---- Data for the task

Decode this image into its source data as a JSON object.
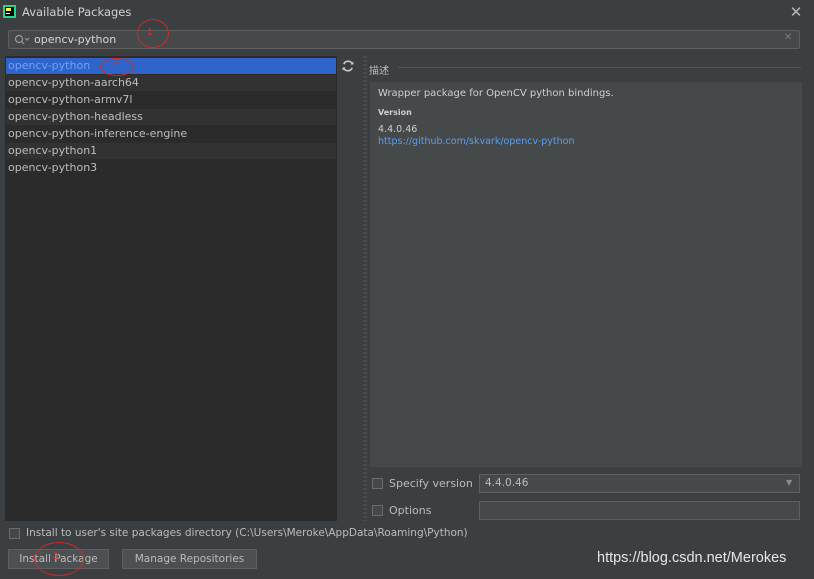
{
  "window": {
    "title": "Available Packages",
    "close_glyph": "✕"
  },
  "search": {
    "value": "opencv-python",
    "clear_glyph": "✕"
  },
  "packages": [
    {
      "name": "opencv-python",
      "selected": true
    },
    {
      "name": "opencv-python-aarch64"
    },
    {
      "name": "opencv-python-armv7l"
    },
    {
      "name": "opencv-python-headless"
    },
    {
      "name": "opencv-python-inference-engine"
    },
    {
      "name": "opencv-python1"
    },
    {
      "name": "opencv-python3"
    }
  ],
  "description": {
    "title": "描述",
    "text": "Wrapper package for OpenCV python bindings.",
    "version_label": "Version",
    "version": "4.4.0.46",
    "link": "https://github.com/skvark/opencv-python"
  },
  "specify_version": {
    "label": "Specify version",
    "value": "4.4.0.46",
    "checked": false
  },
  "options": {
    "label": "Options",
    "value": "",
    "checked": false
  },
  "install_user": {
    "label": "Install to user's site packages directory (C:\\Users\\Meroke\\AppData\\Roaming\\Python)",
    "checked": false
  },
  "buttons": {
    "install": "Install Package",
    "manage": "Manage Repositories"
  },
  "watermark": "https://blog.csdn.net/Merokes",
  "annotations": [
    "1",
    "2",
    "3"
  ],
  "colors": {
    "selection": "#2f65ca",
    "link": "#589df6",
    "annotation": "#cc2b2b"
  }
}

--------

The exercise: Check each line of the records for "link" and copy the ones that contain it.

Completed exercise:
    "link": "https://github.com/skvark/opencv-python"
    "link": "#589df6",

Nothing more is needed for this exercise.